**RECORDS FOR THIS TASK**
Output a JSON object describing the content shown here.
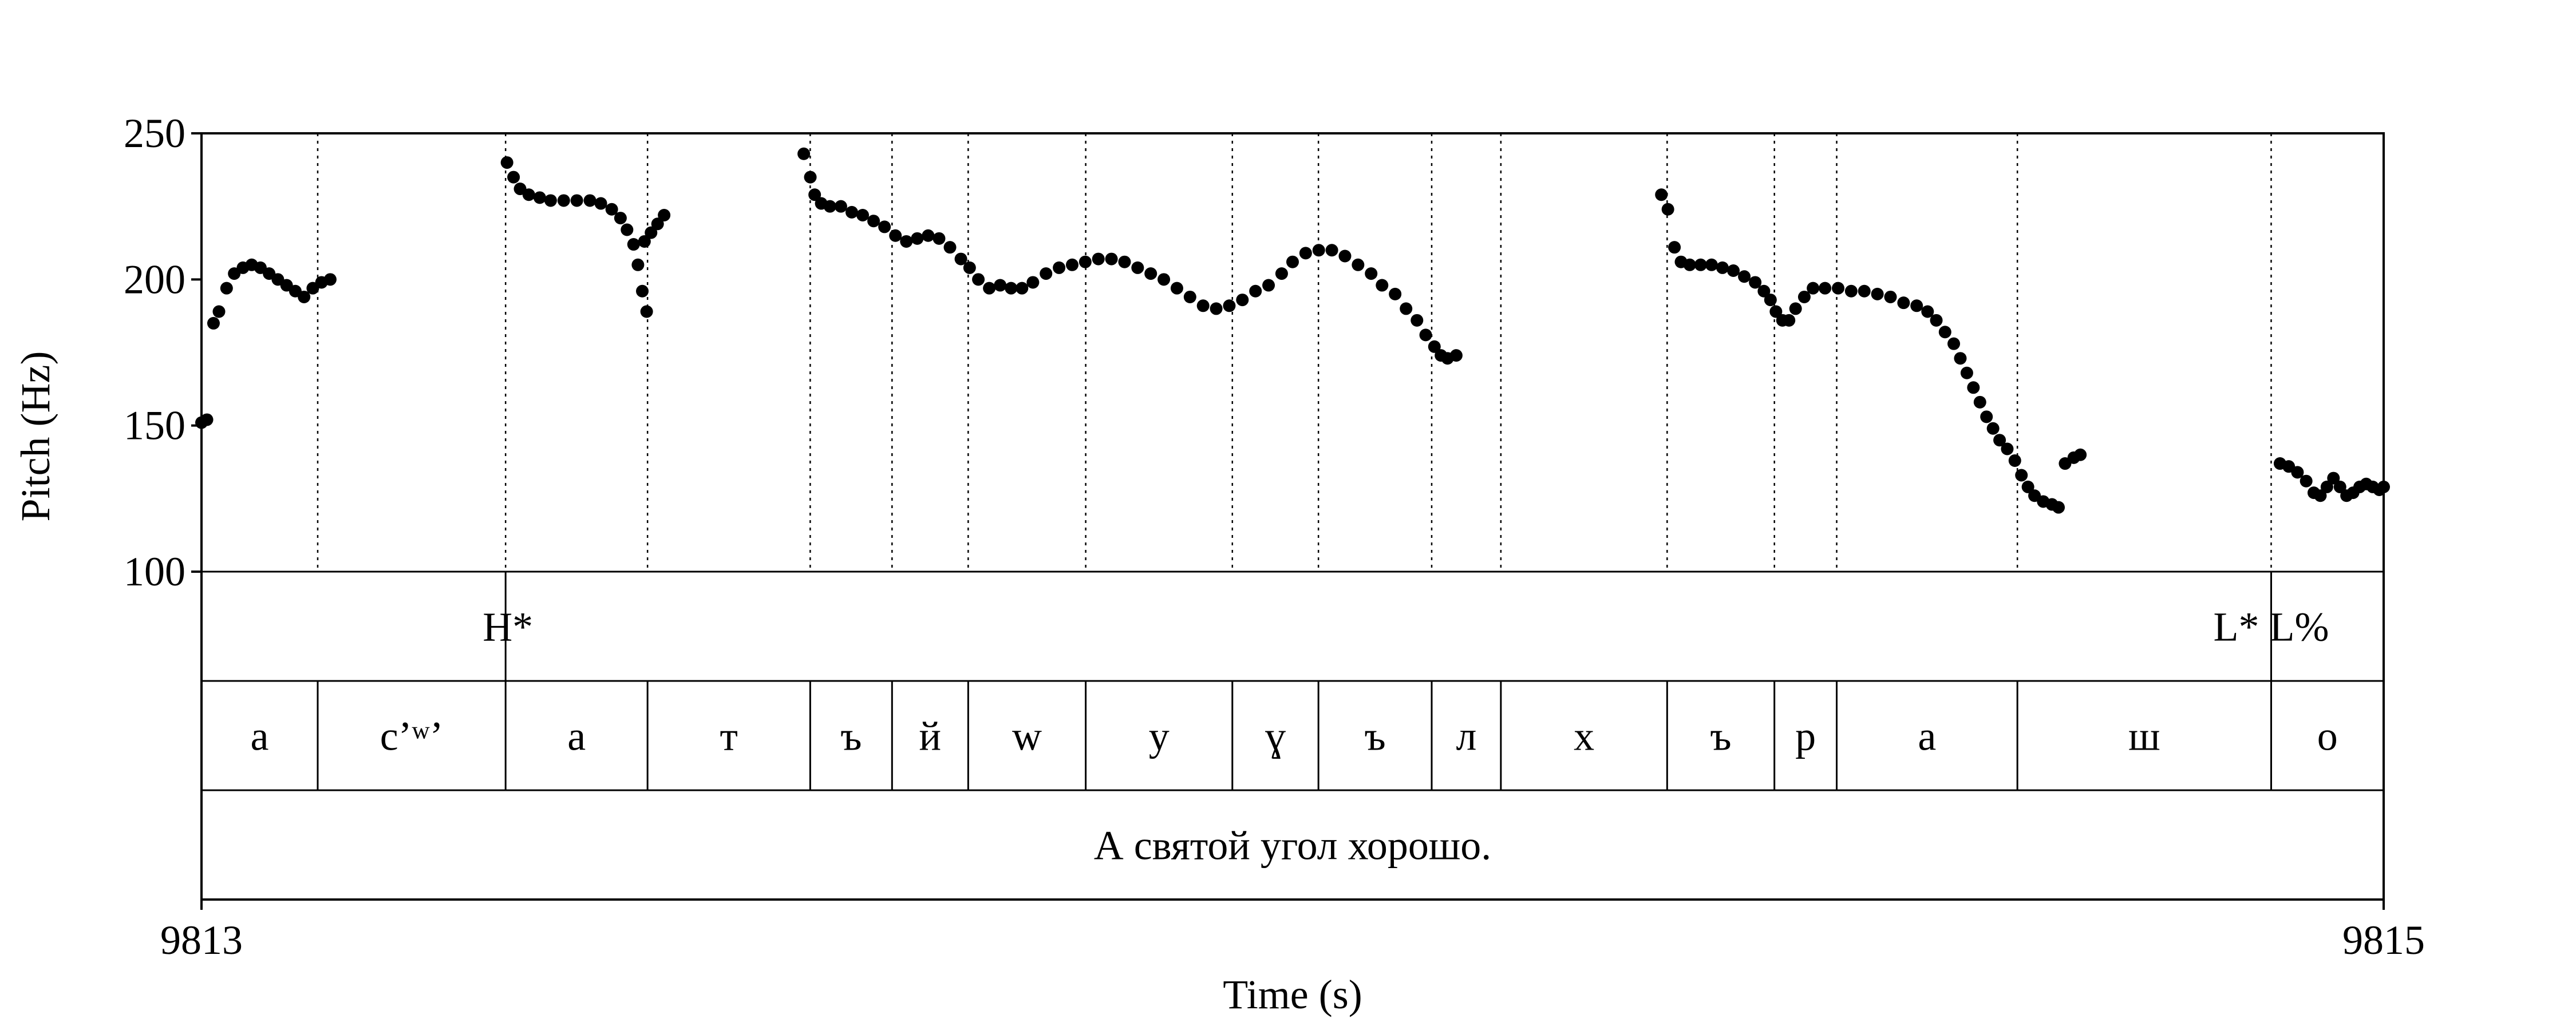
{
  "chart_data": {
    "type": "scatter",
    "title": "",
    "xlabel": "Time (s)",
    "ylabel": "Pitch (Hz)",
    "xlim": [
      9813,
      9815
    ],
    "ylim": [
      100,
      250
    ],
    "x_ticks": [
      "9813",
      "9815"
    ],
    "y_ticks": [
      {
        "value": 250,
        "label": "250"
      },
      {
        "value": 200,
        "label": "200"
      },
      {
        "value": 150,
        "label": "150"
      },
      {
        "value": 100,
        "label": "100"
      }
    ],
    "color": "#000000",
    "boundaries": [
      9813.1065,
      9813.2787,
      9813.4088,
      9813.5579,
      9813.6329,
      9813.7027,
      9813.8104,
      9813.9448,
      9814.0237,
      9814.1275,
      9814.1909,
      9814.3433,
      9814.4416,
      9814.4987,
      9814.6643,
      9814.8969
    ],
    "tones": [
      {
        "label": "H*",
        "time": 9813.2787,
        "align": "right"
      },
      {
        "label": "L* L%",
        "time": 9814.8969,
        "align": "center"
      }
    ],
    "segments": [
      {
        "label": "а",
        "start": 9813.0,
        "end": 9813.1065
      },
      {
        "label": "с’ʷ’",
        "start": 9813.1065,
        "end": 9813.2787
      },
      {
        "label": "а",
        "start": 9813.2787,
        "end": 9813.4088
      },
      {
        "label": "т",
        "start": 9813.4088,
        "end": 9813.5579
      },
      {
        "label": "ъ",
        "start": 9813.5579,
        "end": 9813.6329
      },
      {
        "label": "й",
        "start": 9813.6329,
        "end": 9813.7027
      },
      {
        "label": "w",
        "start": 9813.7027,
        "end": 9813.8104
      },
      {
        "label": "у",
        "start": 9813.8104,
        "end": 9813.9448
      },
      {
        "label": "ɣ",
        "start": 9813.9448,
        "end": 9814.0237
      },
      {
        "label": "ъ",
        "start": 9814.0237,
        "end": 9814.1275
      },
      {
        "label": "л",
        "start": 9814.1275,
        "end": 9814.1909
      },
      {
        "label": "х",
        "start": 9814.1909,
        "end": 9814.3433
      },
      {
        "label": "ъ",
        "start": 9814.3433,
        "end": 9814.4416
      },
      {
        "label": "р",
        "start": 9814.4416,
        "end": 9814.4987
      },
      {
        "label": "а",
        "start": 9814.4987,
        "end": 9814.6643
      },
      {
        "label": "ш",
        "start": 9814.6643,
        "end": 9814.8969
      },
      {
        "label": "о",
        "start": 9814.8969,
        "end": 9815.0
      }
    ],
    "sentence": "А святой угол хорошо.",
    "series": [
      {
        "points": [
          [
            9813.0,
            151
          ],
          [
            9813.005,
            152
          ],
          [
            9813.011,
            185
          ],
          [
            9813.016,
            189
          ],
          [
            9813.023,
            197
          ],
          [
            9813.03,
            202
          ],
          [
            9813.038,
            204
          ],
          [
            9813.046,
            205
          ],
          [
            9813.054,
            204
          ],
          [
            9813.062,
            202
          ],
          [
            9813.07,
            200
          ],
          [
            9813.078,
            198
          ],
          [
            9813.086,
            196
          ],
          [
            9813.094,
            194
          ],
          [
            9813.102,
            197
          ],
          [
            9813.11,
            199
          ],
          [
            9813.118,
            200
          ]
        ]
      },
      {
        "points": [
          [
            9813.28,
            240
          ],
          [
            9813.286,
            235
          ],
          [
            9813.292,
            231
          ],
          [
            9813.3,
            229
          ],
          [
            9813.31,
            228
          ],
          [
            9813.32,
            227
          ],
          [
            9813.332,
            227
          ],
          [
            9813.344,
            227
          ],
          [
            9813.356,
            227
          ],
          [
            9813.366,
            226
          ],
          [
            9813.376,
            224
          ],
          [
            9813.384,
            221
          ],
          [
            9813.39,
            217
          ],
          [
            9813.396,
            212
          ],
          [
            9813.4,
            205
          ],
          [
            9813.404,
            196
          ],
          [
            9813.408,
            189
          ],
          [
            9813.406,
            213
          ],
          [
            9813.412,
            216
          ],
          [
            9813.418,
            219
          ],
          [
            9813.424,
            222
          ]
        ]
      },
      {
        "points": [
          [
            9813.552,
            243
          ],
          [
            9813.558,
            235
          ],
          [
            9813.562,
            229
          ],
          [
            9813.568,
            226
          ],
          [
            9813.576,
            225
          ],
          [
            9813.586,
            225
          ],
          [
            9813.596,
            223
          ],
          [
            9813.606,
            222
          ],
          [
            9813.616,
            220
          ],
          [
            9813.626,
            218
          ],
          [
            9813.636,
            215
          ],
          [
            9813.646,
            213
          ],
          [
            9813.656,
            214
          ],
          [
            9813.666,
            215
          ],
          [
            9813.676,
            214
          ],
          [
            9813.686,
            211
          ],
          [
            9813.696,
            207
          ],
          [
            9813.704,
            204
          ],
          [
            9813.712,
            200
          ],
          [
            9813.722,
            197
          ],
          [
            9813.732,
            198
          ],
          [
            9813.742,
            197
          ],
          [
            9813.752,
            197
          ],
          [
            9813.762,
            199
          ],
          [
            9813.774,
            202
          ],
          [
            9813.786,
            204
          ],
          [
            9813.798,
            205
          ],
          [
            9813.81,
            206
          ],
          [
            9813.822,
            207
          ],
          [
            9813.834,
            207
          ],
          [
            9813.846,
            206
          ],
          [
            9813.858,
            204
          ],
          [
            9813.87,
            202
          ],
          [
            9813.882,
            200
          ],
          [
            9813.894,
            197
          ],
          [
            9813.906,
            194
          ],
          [
            9813.918,
            191
          ],
          [
            9813.93,
            190
          ],
          [
            9813.942,
            191
          ],
          [
            9813.954,
            193
          ],
          [
            9813.966,
            196
          ],
          [
            9813.978,
            198
          ],
          [
            9813.99,
            202
          ],
          [
            9814.0,
            206
          ],
          [
            9814.012,
            209
          ],
          [
            9814.024,
            210
          ],
          [
            9814.036,
            210
          ],
          [
            9814.048,
            208
          ],
          [
            9814.06,
            205
          ],
          [
            9814.072,
            202
          ],
          [
            9814.082,
            198
          ],
          [
            9814.094,
            195
          ],
          [
            9814.104,
            190
          ],
          [
            9814.114,
            186
          ],
          [
            9814.122,
            181
          ],
          [
            9814.13,
            177
          ],
          [
            9814.136,
            174
          ],
          [
            9814.142,
            173
          ],
          [
            9814.15,
            174
          ]
        ]
      },
      {
        "points": [
          [
            9814.338,
            229
          ],
          [
            9814.344,
            224
          ],
          [
            9814.35,
            211
          ],
          [
            9814.356,
            206
          ],
          [
            9814.364,
            205
          ],
          [
            9814.374,
            205
          ],
          [
            9814.384,
            205
          ],
          [
            9814.394,
            204
          ],
          [
            9814.404,
            203
          ],
          [
            9814.414,
            201
          ],
          [
            9814.424,
            199
          ],
          [
            9814.432,
            196
          ],
          [
            9814.438,
            193
          ],
          [
            9814.443,
            189
          ],
          [
            9814.449,
            186
          ],
          [
            9814.455,
            186
          ],
          [
            9814.461,
            190
          ],
          [
            9814.469,
            194
          ],
          [
            9814.477,
            197
          ],
          [
            9814.488,
            197
          ],
          [
            9814.5,
            197
          ],
          [
            9814.512,
            196
          ],
          [
            9814.524,
            196
          ],
          [
            9814.536,
            195
          ],
          [
            9814.548,
            194
          ],
          [
            9814.56,
            192
          ],
          [
            9814.572,
            191
          ],
          [
            9814.582,
            189
          ],
          [
            9814.59,
            186
          ],
          [
            9814.598,
            182
          ],
          [
            9814.606,
            178
          ],
          [
            9814.612,
            173
          ],
          [
            9814.618,
            168
          ],
          [
            9814.624,
            163
          ],
          [
            9814.63,
            158
          ],
          [
            9814.636,
            153
          ],
          [
            9814.642,
            149
          ],
          [
            9814.648,
            145
          ],
          [
            9814.655,
            142
          ],
          [
            9814.662,
            138
          ],
          [
            9814.668,
            133
          ],
          [
            9814.674,
            129
          ],
          [
            9814.68,
            126
          ],
          [
            9814.688,
            124
          ],
          [
            9814.696,
            123
          ],
          [
            9814.702,
            122
          ],
          [
            9814.708,
            137
          ],
          [
            9814.716,
            139
          ],
          [
            9814.722,
            140
          ]
        ]
      },
      {
        "points": [
          [
            9814.905,
            137
          ],
          [
            9814.913,
            136
          ],
          [
            9814.921,
            134
          ],
          [
            9814.929,
            131
          ],
          [
            9814.936,
            127
          ],
          [
            9814.942,
            126
          ],
          [
            9814.948,
            129
          ],
          [
            9814.954,
            132
          ],
          [
            9814.96,
            129
          ],
          [
            9814.966,
            126
          ],
          [
            9814.972,
            127
          ],
          [
            9814.978,
            129
          ],
          [
            9814.984,
            130
          ],
          [
            9814.99,
            129
          ],
          [
            9814.996,
            128
          ],
          [
            9815.0,
            129
          ]
        ]
      }
    ]
  }
}
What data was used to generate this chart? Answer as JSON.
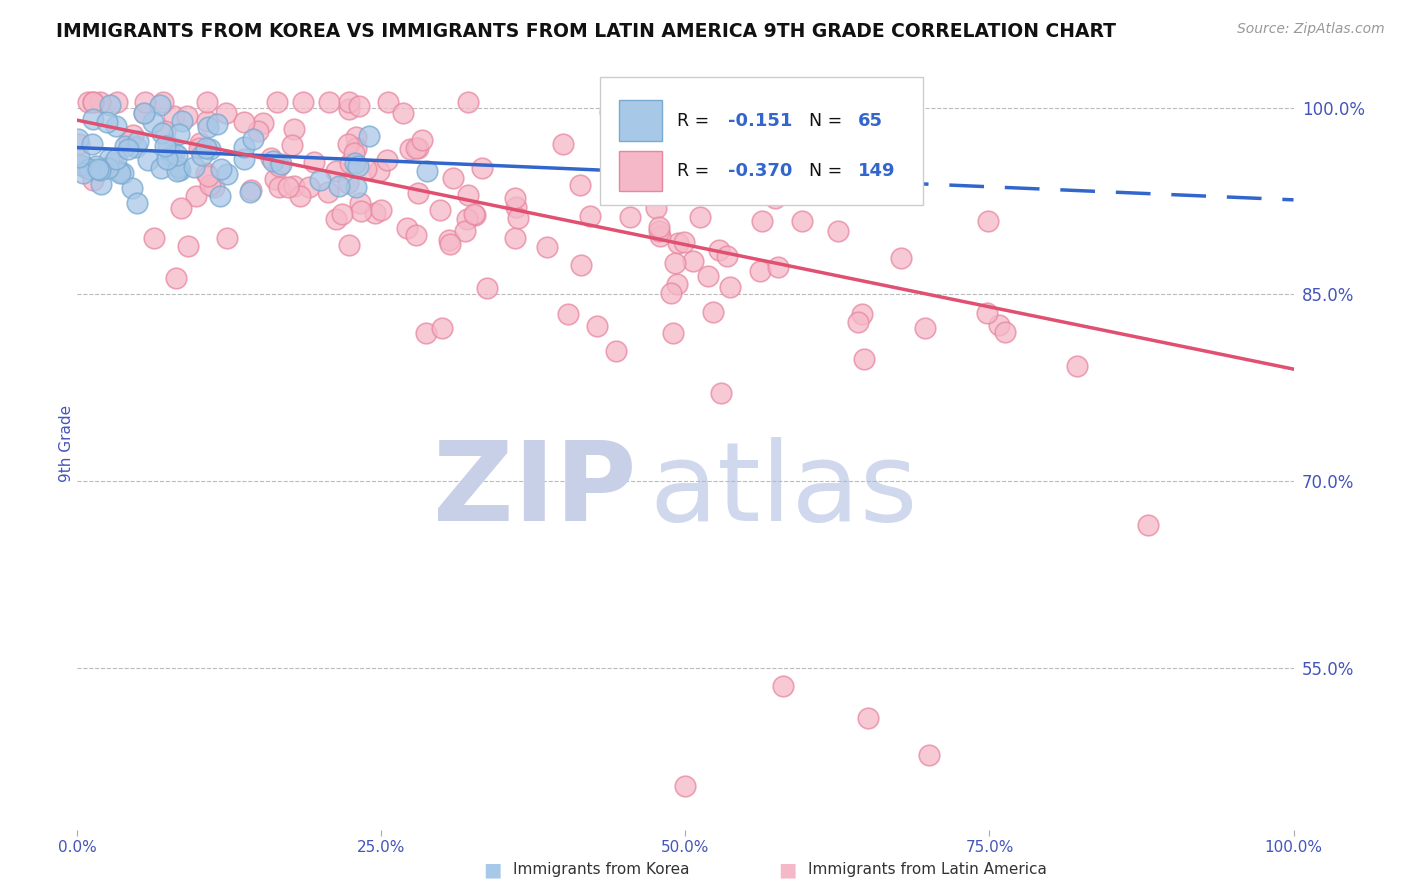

**AIM OF THE EXERCISE**
Gather up the lines that contain the word "JSON".

**SOLUTION TO THE EXERCISE**
Output a JSON object describing the content shown here.
What data was used to generate this chart? Answer as JSON.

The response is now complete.